• **Given exercise**
Omit all images, then return the remaining material exactly as it stands.

[Figure dataset records]
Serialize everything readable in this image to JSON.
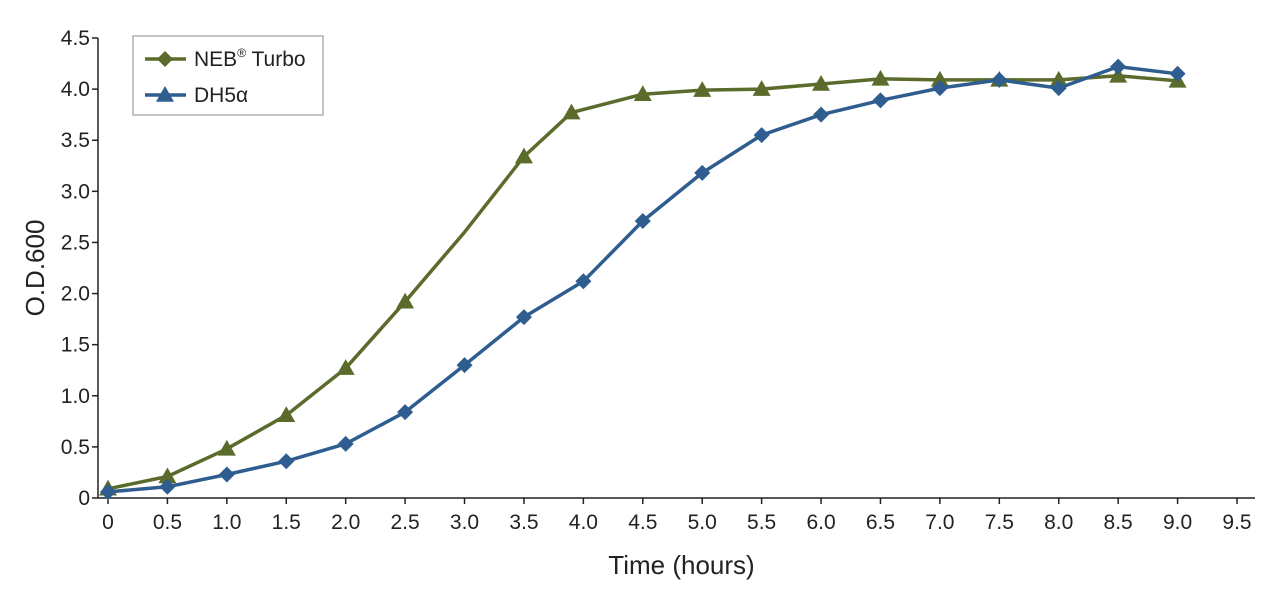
{
  "chart_data": {
    "type": "line",
    "xlabel": "Time (hours)",
    "ylabel": "O.D.600",
    "xlim": [
      0,
      9.5
    ],
    "ylim": [
      0,
      4.5
    ],
    "x_ticks": [
      "0",
      "0.5",
      "1.0",
      "1.5",
      "2.0",
      "2.5",
      "3.0",
      "3.5",
      "4.0",
      "4.5",
      "5.0",
      "5.5",
      "6.0",
      "6.5",
      "7.0",
      "7.5",
      "8.0",
      "8.5",
      "9.0",
      "9.5"
    ],
    "x_tick_values": [
      0,
      0.5,
      1,
      1.5,
      2,
      2.5,
      3,
      3.5,
      4,
      4.5,
      5,
      5.5,
      6,
      6.5,
      7,
      7.5,
      8,
      8.5,
      9,
      9.5
    ],
    "y_ticks": [
      "0",
      "0.5",
      "1.0",
      "1.5",
      "2.0",
      "2.5",
      "3.0",
      "3.5",
      "4.0",
      "4.5"
    ],
    "y_tick_values": [
      0,
      0.5,
      1,
      1.5,
      2,
      2.5,
      3,
      3.5,
      4,
      4.5
    ],
    "grid": false,
    "legend_position": "top-left",
    "series": [
      {
        "name": "NEB",
        "name_sup": "®",
        "name_suffix": " Turbo",
        "color": "#5a6b2b",
        "legend_marker": "diamond",
        "plot_marker": "triangle",
        "x": [
          0,
          0.5,
          1.0,
          1.5,
          2.0,
          2.5,
          3.0,
          3.5,
          3.9,
          4.5,
          5.0,
          5.5,
          6.0,
          6.5,
          7.0,
          7.5,
          8.0,
          8.5,
          9.0
        ],
        "y": [
          0.09,
          0.21,
          0.48,
          0.81,
          1.27,
          1.92,
          2.6,
          3.34,
          3.77,
          3.95,
          3.99,
          4.0,
          4.05,
          4.1,
          4.09,
          4.09,
          4.09,
          4.13,
          4.08
        ],
        "marker_mask": [
          true,
          true,
          true,
          true,
          true,
          true,
          false,
          true,
          true,
          true,
          true,
          true,
          true,
          true,
          true,
          true,
          true,
          true,
          true
        ]
      },
      {
        "name": "DH5α",
        "color": "#2f5d8f",
        "legend_marker": "triangle",
        "plot_marker": "diamond",
        "x": [
          0,
          0.5,
          1.0,
          1.5,
          2.0,
          2.5,
          3.0,
          3.5,
          4.0,
          4.5,
          5.0,
          5.5,
          6.0,
          6.5,
          7.0,
          7.5,
          8.0,
          8.5,
          9.0
        ],
        "y": [
          0.06,
          0.11,
          0.23,
          0.36,
          0.53,
          0.84,
          1.3,
          1.77,
          2.12,
          2.71,
          3.18,
          3.55,
          3.75,
          3.89,
          4.01,
          4.09,
          4.01,
          4.22,
          4.15
        ]
      }
    ]
  }
}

• **Completed task**
Serialize everything readable in this image to JSON.
{
  "chart_data": {
    "type": "line",
    "xlabel": "Time (hours)",
    "ylabel": "O.D.600",
    "xlim": [
      0,
      9.5
    ],
    "ylim": [
      0,
      4.5
    ],
    "x_ticks": [
      "0",
      "0.5",
      "1.0",
      "1.5",
      "2.0",
      "2.5",
      "3.0",
      "3.5",
      "4.0",
      "4.5",
      "5.0",
      "5.5",
      "6.0",
      "6.5",
      "7.0",
      "7.5",
      "8.0",
      "8.5",
      "9.0",
      "9.5"
    ],
    "x_tick_values": [
      0,
      0.5,
      1,
      1.5,
      2,
      2.5,
      3,
      3.5,
      4,
      4.5,
      5,
      5.5,
      6,
      6.5,
      7,
      7.5,
      8,
      8.5,
      9,
      9.5
    ],
    "y_ticks": [
      "0",
      "0.5",
      "1.0",
      "1.5",
      "2.0",
      "2.5",
      "3.0",
      "3.5",
      "4.0",
      "4.5"
    ],
    "y_tick_values": [
      0,
      0.5,
      1,
      1.5,
      2,
      2.5,
      3,
      3.5,
      4,
      4.5
    ],
    "grid": false,
    "legend_position": "top-left",
    "series": [
      {
        "name": "NEB",
        "name_sup": "®",
        "name_suffix": " Turbo",
        "color": "#5a6b2b",
        "legend_marker": "diamond",
        "plot_marker": "triangle",
        "x": [
          0,
          0.5,
          1.0,
          1.5,
          2.0,
          2.5,
          3.0,
          3.5,
          3.9,
          4.5,
          5.0,
          5.5,
          6.0,
          6.5,
          7.0,
          7.5,
          8.0,
          8.5,
          9.0
        ],
        "y": [
          0.09,
          0.21,
          0.48,
          0.81,
          1.27,
          1.92,
          2.6,
          3.34,
          3.77,
          3.95,
          3.99,
          4.0,
          4.05,
          4.1,
          4.09,
          4.09,
          4.09,
          4.13,
          4.08
        ],
        "marker_mask": [
          true,
          true,
          true,
          true,
          true,
          true,
          false,
          true,
          true,
          true,
          true,
          true,
          true,
          true,
          true,
          true,
          true,
          true,
          true
        ]
      },
      {
        "name": "DH5α",
        "color": "#2f5d8f",
        "legend_marker": "triangle",
        "plot_marker": "diamond",
        "x": [
          0,
          0.5,
          1.0,
          1.5,
          2.0,
          2.5,
          3.0,
          3.5,
          4.0,
          4.5,
          5.0,
          5.5,
          6.0,
          6.5,
          7.0,
          7.5,
          8.0,
          8.5,
          9.0
        ],
        "y": [
          0.06,
          0.11,
          0.23,
          0.36,
          0.53,
          0.84,
          1.3,
          1.77,
          2.12,
          2.71,
          3.18,
          3.55,
          3.75,
          3.89,
          4.01,
          4.09,
          4.01,
          4.22,
          4.15
        ]
      }
    ]
  }
}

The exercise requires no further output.